> _Instruction_
Looking through the listing, how many of its lines hold the word "from"? Answer with only the number.

> _Input data_
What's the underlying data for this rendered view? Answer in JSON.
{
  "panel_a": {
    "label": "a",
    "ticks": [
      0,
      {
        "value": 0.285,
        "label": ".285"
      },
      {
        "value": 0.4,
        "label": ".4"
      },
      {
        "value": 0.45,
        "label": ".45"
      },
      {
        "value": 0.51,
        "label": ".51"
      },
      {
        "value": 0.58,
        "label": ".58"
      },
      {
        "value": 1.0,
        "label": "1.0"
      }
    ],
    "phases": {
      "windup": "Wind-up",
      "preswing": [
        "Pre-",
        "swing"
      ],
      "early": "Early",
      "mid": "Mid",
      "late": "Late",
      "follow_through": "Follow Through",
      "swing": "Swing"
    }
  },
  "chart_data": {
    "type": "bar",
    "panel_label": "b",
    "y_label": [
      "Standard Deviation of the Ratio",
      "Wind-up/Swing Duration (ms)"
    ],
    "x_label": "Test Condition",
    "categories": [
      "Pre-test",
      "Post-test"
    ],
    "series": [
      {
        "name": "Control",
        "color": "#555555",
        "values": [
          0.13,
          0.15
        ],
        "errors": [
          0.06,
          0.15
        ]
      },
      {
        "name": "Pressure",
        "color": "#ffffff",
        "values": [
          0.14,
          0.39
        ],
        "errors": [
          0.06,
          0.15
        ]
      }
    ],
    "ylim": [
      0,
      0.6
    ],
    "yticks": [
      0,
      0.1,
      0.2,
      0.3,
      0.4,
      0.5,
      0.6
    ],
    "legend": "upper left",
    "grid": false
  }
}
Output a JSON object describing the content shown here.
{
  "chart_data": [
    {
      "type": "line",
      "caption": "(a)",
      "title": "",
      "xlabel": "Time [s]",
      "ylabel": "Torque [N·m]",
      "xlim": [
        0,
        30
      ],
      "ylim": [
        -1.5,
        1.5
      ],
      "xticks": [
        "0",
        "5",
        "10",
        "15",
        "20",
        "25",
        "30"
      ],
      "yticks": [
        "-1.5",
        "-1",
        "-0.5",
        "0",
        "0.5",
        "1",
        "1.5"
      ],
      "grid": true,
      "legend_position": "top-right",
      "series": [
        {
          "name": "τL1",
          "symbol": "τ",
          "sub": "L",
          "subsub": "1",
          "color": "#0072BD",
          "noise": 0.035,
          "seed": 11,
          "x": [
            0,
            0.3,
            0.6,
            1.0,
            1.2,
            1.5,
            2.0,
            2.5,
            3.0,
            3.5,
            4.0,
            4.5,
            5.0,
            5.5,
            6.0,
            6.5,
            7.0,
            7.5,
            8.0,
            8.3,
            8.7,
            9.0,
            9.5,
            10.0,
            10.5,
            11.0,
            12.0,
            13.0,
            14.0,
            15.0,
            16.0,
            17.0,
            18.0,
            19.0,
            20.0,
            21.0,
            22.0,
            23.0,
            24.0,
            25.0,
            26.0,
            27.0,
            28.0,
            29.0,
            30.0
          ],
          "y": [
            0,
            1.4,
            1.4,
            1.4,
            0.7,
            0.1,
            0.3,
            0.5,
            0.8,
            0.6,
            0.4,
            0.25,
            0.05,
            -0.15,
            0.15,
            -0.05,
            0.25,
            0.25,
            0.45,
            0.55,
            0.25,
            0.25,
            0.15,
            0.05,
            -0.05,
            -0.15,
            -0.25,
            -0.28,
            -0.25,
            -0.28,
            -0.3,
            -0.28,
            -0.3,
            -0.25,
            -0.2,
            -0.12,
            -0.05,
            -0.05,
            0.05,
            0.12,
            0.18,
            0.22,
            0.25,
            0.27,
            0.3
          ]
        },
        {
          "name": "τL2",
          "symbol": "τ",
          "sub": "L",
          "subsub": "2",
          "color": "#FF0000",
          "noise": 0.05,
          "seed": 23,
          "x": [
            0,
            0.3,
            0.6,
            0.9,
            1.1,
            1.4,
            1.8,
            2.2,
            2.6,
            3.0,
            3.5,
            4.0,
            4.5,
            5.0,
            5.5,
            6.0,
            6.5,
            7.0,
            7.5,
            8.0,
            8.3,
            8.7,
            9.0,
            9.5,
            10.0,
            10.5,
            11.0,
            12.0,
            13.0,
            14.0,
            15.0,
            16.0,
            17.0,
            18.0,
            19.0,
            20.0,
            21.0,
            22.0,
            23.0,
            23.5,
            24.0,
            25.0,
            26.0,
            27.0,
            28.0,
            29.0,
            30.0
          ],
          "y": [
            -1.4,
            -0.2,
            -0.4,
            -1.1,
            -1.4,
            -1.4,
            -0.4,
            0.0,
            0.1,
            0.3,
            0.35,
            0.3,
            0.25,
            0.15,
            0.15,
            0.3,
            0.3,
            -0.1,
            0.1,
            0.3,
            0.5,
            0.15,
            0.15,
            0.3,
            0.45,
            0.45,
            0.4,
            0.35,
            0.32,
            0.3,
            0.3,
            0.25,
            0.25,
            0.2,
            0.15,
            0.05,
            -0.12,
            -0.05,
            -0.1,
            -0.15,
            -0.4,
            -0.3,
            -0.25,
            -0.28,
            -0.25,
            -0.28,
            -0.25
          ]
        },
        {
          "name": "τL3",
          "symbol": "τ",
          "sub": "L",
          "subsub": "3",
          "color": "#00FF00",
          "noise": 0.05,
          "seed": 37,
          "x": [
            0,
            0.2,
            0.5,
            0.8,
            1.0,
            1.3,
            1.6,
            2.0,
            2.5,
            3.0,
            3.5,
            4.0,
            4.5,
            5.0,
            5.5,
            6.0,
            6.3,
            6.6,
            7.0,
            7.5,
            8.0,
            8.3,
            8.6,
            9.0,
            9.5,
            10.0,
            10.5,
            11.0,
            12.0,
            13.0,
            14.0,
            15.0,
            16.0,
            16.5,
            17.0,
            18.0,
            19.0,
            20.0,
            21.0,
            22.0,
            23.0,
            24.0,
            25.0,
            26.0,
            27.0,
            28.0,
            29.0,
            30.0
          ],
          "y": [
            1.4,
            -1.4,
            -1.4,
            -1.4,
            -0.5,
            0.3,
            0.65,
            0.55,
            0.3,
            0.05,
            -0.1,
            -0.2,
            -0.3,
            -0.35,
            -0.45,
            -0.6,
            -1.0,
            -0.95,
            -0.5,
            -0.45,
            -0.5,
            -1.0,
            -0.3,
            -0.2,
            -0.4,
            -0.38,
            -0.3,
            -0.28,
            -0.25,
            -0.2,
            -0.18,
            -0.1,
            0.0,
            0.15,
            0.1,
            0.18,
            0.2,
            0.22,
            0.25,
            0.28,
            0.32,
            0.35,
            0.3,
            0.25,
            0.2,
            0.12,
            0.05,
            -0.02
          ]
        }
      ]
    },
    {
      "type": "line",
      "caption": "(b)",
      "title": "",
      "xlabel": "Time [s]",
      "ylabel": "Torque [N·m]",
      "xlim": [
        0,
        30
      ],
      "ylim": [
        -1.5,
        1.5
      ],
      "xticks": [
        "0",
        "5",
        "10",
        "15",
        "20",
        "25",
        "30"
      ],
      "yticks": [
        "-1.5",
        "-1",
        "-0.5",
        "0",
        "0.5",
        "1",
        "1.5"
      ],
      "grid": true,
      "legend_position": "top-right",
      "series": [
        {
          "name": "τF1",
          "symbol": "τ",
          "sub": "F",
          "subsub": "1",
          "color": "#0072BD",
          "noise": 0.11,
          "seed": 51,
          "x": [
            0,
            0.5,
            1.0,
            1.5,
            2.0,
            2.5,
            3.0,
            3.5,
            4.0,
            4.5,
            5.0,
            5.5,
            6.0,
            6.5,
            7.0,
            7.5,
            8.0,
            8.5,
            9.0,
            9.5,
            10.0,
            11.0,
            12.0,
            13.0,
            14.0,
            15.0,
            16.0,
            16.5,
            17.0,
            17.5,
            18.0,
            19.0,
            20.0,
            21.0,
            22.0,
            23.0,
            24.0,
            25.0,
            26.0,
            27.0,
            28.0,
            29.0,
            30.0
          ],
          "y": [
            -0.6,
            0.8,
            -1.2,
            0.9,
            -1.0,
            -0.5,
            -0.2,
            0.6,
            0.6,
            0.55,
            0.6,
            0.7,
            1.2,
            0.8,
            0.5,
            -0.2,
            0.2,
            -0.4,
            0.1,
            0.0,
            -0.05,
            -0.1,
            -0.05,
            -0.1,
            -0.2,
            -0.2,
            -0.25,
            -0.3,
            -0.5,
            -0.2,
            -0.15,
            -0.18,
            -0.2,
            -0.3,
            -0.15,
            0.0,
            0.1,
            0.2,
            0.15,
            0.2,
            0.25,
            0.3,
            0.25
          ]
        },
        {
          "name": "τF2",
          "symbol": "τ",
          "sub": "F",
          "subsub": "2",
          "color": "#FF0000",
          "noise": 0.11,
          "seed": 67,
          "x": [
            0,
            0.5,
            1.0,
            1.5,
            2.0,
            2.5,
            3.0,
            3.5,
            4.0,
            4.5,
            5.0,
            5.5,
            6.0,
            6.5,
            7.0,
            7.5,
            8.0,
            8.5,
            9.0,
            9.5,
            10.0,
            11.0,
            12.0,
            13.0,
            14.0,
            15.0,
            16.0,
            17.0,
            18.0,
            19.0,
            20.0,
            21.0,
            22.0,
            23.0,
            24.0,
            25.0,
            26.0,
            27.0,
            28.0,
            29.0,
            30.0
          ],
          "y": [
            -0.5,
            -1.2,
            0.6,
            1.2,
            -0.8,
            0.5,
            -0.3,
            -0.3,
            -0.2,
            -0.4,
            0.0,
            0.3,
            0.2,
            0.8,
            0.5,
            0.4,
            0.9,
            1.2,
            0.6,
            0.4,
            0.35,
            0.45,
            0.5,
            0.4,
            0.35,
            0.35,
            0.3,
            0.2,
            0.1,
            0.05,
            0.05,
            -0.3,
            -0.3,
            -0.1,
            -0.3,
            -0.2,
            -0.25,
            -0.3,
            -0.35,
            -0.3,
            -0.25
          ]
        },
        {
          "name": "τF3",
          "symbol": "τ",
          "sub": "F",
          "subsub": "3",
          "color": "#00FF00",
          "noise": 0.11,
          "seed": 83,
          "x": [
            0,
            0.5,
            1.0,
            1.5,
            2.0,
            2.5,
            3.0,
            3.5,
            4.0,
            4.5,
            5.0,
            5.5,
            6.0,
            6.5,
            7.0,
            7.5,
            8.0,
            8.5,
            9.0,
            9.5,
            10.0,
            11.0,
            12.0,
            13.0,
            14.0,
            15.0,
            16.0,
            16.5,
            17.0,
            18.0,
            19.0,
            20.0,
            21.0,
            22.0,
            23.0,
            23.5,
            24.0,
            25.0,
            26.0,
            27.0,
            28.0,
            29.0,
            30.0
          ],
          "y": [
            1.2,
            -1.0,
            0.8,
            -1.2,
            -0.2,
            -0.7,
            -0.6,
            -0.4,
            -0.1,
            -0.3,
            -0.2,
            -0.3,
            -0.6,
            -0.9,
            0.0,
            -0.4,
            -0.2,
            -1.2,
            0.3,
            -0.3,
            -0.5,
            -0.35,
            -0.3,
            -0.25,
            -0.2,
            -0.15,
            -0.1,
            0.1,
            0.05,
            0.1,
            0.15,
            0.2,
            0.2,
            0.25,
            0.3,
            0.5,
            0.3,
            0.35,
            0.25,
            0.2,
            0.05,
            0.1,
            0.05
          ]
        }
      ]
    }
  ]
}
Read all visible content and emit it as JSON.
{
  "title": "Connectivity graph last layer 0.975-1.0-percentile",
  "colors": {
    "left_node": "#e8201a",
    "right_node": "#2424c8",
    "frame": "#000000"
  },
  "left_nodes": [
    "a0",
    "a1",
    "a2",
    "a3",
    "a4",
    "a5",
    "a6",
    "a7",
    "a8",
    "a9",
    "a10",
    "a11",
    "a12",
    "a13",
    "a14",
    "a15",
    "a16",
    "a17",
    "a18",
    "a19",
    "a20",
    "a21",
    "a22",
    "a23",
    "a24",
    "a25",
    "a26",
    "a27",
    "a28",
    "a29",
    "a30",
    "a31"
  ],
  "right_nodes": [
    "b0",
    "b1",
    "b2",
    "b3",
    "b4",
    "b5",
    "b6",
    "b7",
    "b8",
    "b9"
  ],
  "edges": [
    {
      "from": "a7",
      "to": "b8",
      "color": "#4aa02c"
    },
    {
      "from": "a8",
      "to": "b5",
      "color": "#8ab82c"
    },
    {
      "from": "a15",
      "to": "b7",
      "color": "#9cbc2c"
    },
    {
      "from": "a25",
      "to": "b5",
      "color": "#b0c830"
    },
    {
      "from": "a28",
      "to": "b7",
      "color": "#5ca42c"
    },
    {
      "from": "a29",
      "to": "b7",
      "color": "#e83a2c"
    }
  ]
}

> _Result of this task_
6